◆ Task goal: Quote word for word the lines below, starting with the first one and continuing through the line that contains "x-tick-label: 2010: [740, 541, 786, 564]", including both.

◆ Rows from a layout dataset:
◆ ◆ ◆ ◆ ◆
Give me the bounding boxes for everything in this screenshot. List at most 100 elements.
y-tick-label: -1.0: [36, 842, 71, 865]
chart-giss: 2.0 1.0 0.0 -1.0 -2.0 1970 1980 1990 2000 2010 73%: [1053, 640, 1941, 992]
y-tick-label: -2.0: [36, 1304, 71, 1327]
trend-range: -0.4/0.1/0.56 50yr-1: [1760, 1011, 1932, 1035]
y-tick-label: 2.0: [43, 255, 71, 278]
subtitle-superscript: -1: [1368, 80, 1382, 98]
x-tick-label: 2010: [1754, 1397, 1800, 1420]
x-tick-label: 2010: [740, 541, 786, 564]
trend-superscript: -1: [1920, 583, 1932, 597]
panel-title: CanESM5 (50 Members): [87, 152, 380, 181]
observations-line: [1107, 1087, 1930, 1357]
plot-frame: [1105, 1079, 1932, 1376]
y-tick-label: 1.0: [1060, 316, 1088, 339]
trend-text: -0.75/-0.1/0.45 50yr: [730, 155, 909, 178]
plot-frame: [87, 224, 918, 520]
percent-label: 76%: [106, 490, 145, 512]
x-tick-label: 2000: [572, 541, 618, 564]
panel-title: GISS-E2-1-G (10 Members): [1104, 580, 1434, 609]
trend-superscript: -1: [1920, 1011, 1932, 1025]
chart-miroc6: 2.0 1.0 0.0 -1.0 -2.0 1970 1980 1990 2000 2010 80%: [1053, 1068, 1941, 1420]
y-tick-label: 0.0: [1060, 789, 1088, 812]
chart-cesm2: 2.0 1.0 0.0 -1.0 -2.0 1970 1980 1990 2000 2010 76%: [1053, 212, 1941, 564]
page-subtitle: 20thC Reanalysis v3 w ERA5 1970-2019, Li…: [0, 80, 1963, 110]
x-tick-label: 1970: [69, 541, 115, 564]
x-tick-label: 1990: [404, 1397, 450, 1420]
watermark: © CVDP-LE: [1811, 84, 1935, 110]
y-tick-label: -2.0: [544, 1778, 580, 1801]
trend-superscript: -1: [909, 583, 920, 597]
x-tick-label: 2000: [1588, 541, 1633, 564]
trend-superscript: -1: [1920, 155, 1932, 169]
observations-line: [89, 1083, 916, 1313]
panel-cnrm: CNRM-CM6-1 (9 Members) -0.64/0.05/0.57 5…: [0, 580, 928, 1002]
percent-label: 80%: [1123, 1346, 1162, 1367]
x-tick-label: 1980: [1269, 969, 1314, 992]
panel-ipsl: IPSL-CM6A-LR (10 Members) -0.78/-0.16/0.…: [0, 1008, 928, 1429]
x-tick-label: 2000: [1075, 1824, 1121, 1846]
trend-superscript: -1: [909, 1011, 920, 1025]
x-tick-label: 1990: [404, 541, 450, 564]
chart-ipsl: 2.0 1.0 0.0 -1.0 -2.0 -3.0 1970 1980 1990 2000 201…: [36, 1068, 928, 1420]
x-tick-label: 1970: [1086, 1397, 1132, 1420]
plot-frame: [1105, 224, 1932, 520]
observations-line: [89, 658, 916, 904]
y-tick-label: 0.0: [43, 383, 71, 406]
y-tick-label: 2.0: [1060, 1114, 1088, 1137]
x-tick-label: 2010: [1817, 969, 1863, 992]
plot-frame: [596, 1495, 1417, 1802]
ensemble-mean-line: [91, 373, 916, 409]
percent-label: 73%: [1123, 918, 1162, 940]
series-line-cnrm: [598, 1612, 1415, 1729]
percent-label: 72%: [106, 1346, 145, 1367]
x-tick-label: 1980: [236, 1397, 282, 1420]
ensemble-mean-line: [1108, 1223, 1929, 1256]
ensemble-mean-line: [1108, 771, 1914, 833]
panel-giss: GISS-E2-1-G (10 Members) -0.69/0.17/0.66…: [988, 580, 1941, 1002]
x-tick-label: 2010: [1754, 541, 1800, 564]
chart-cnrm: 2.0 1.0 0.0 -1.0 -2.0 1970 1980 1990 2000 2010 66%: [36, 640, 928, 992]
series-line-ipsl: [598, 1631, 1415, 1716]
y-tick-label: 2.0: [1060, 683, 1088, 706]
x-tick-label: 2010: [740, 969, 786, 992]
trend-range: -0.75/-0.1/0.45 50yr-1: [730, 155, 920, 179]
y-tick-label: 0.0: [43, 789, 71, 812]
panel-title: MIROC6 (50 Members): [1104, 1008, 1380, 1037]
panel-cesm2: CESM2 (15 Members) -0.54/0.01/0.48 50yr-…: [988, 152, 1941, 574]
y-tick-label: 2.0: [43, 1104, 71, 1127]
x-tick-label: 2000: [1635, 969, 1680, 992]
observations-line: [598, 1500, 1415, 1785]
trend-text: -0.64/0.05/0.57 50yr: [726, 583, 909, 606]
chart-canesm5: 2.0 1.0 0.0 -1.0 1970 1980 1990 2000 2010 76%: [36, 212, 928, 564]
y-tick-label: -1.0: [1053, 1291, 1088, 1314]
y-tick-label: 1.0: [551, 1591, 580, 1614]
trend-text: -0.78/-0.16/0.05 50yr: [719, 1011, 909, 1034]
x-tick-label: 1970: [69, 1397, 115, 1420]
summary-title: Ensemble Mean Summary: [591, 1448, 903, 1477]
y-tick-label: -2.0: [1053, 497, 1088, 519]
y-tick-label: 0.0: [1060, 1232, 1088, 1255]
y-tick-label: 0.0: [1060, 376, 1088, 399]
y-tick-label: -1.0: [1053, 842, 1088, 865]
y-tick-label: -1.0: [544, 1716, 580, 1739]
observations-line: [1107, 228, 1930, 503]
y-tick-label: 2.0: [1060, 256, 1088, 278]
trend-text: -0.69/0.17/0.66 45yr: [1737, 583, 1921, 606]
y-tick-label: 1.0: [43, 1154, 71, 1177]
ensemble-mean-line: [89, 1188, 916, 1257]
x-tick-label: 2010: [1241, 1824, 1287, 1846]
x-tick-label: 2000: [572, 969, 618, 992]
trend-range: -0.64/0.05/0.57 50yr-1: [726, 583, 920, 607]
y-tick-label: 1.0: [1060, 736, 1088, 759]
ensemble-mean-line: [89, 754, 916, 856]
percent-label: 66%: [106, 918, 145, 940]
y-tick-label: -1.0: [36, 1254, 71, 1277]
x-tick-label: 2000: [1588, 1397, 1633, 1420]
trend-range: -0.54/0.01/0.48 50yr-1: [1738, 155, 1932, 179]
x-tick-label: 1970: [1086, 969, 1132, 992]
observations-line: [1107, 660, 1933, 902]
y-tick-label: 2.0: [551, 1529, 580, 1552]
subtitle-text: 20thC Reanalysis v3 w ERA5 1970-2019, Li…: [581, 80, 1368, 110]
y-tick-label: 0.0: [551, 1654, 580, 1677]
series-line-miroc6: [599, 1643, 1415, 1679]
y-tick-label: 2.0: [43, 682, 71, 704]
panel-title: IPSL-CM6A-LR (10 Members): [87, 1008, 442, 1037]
◆ ◆ ◆ ◆ ◆
◆ Full answer:
Give me the bounding boxes for everything in this screenshot. List at most 100 elements.
y-tick-label: -1.0: [36, 842, 71, 865]
chart-giss: 2.0 1.0 0.0 -1.0 -2.0 1970 1980 1990 2000 2010 73%: [1053, 640, 1941, 992]
y-tick-label: -2.0: [36, 1304, 71, 1327]
trend-range: -0.4/0.1/0.56 50yr-1: [1760, 1011, 1932, 1035]
y-tick-label: 2.0: [43, 255, 71, 278]
subtitle-superscript: -1: [1368, 80, 1382, 98]
x-tick-label: 2010: [1754, 1397, 1800, 1420]
x-tick-label: 2010: [740, 541, 786, 564]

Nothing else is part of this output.